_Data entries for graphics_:
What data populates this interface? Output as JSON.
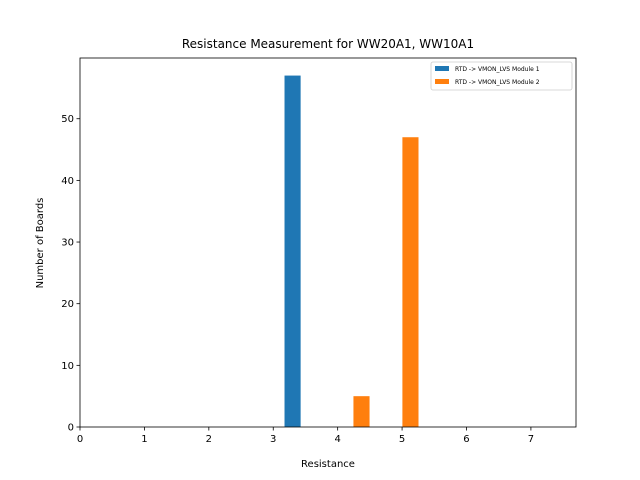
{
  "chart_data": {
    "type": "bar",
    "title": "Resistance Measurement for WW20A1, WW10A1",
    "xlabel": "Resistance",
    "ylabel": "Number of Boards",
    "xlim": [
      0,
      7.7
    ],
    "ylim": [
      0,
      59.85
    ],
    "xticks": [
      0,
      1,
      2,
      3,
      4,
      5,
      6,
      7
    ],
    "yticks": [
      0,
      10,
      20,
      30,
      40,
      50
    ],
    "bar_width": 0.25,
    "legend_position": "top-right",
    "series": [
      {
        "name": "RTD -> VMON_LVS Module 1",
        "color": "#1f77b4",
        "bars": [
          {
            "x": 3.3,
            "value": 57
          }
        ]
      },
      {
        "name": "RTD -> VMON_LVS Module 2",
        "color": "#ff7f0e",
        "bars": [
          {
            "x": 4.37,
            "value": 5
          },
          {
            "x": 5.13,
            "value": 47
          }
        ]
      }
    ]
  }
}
==
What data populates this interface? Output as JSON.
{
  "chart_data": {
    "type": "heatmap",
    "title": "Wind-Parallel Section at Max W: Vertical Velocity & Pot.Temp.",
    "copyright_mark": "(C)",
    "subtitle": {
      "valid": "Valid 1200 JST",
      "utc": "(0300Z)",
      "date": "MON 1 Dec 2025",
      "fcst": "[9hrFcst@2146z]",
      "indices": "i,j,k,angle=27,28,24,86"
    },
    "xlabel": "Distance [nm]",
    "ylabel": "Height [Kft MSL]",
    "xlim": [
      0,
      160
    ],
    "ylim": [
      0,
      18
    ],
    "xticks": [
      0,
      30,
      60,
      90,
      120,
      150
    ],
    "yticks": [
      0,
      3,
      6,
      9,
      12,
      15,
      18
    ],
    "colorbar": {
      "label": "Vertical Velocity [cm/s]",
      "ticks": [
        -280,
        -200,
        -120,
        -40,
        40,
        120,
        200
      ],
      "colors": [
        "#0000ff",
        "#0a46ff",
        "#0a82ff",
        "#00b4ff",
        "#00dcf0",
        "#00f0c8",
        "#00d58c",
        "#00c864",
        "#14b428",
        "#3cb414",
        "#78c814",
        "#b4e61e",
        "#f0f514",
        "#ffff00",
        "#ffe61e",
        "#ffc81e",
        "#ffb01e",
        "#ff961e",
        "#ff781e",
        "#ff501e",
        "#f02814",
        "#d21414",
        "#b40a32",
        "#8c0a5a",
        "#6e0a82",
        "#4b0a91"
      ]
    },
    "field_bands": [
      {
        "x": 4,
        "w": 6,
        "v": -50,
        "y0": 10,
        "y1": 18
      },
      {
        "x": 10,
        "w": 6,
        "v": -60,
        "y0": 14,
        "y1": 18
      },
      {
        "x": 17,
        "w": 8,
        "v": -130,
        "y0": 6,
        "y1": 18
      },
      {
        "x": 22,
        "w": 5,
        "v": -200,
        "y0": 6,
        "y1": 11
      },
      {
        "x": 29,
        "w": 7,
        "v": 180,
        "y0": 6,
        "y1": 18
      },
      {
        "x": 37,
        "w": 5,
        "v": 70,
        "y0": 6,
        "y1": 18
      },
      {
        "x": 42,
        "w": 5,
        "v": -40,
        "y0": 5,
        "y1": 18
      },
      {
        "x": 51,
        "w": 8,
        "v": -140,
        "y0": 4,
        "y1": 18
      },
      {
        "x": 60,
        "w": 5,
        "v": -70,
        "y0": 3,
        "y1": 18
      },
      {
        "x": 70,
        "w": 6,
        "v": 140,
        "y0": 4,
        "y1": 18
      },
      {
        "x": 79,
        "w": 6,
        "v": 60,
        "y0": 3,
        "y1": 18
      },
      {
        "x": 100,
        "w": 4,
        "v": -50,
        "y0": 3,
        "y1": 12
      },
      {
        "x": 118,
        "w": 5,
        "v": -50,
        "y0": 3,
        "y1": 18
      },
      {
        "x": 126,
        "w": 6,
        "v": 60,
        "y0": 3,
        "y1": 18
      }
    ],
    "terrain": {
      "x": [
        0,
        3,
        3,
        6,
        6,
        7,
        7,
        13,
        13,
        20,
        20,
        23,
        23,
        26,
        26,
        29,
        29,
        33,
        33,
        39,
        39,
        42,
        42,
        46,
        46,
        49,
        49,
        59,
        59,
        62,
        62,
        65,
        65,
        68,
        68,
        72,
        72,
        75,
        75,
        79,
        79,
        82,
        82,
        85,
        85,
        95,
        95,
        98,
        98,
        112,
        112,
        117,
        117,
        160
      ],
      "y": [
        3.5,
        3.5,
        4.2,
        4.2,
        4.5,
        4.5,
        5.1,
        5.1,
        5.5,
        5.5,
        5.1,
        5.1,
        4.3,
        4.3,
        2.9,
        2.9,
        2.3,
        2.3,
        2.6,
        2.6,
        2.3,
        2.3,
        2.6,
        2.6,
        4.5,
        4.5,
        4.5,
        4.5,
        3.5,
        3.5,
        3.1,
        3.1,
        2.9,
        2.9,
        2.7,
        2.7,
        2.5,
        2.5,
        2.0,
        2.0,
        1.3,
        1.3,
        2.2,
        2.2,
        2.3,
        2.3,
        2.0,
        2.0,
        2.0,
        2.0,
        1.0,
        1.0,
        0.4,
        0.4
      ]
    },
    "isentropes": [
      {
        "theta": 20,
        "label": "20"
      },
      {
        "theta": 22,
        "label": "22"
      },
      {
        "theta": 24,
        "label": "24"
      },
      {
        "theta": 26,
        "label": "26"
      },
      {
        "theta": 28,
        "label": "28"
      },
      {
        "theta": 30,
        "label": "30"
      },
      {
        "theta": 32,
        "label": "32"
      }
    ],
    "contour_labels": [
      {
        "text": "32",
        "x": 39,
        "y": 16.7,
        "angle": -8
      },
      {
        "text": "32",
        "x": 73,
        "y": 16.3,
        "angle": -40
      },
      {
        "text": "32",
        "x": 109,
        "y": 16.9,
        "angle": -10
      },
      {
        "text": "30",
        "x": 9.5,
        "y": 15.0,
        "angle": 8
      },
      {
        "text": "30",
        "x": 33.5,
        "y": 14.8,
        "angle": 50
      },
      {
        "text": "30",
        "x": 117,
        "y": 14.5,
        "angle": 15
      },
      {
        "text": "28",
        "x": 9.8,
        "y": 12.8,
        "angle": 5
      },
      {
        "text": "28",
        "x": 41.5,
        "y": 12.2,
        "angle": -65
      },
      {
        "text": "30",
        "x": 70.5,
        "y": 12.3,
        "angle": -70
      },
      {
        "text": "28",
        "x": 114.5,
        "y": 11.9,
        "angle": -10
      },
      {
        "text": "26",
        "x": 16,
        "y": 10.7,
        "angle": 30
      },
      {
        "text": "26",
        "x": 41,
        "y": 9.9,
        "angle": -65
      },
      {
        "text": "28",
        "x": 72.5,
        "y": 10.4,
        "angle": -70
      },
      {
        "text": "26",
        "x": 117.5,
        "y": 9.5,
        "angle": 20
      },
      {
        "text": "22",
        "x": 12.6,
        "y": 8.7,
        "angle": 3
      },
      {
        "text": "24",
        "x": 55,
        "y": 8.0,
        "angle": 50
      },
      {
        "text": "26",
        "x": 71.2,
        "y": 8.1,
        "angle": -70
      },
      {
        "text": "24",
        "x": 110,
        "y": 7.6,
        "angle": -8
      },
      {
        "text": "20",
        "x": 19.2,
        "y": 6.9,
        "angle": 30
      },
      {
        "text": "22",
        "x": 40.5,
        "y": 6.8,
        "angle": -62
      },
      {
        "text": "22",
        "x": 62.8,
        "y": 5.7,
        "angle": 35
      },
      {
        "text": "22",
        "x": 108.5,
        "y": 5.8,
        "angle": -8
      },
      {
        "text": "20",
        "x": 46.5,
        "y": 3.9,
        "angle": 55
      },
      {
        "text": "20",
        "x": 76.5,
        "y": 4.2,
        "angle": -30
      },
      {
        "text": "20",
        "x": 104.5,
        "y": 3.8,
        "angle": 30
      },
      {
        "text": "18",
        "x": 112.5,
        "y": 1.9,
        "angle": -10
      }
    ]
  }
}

_TO DO_:
Check every line of the listing for the string "xlabel" and report how many lines have it, as a number alone.

_SOLUTION_:
2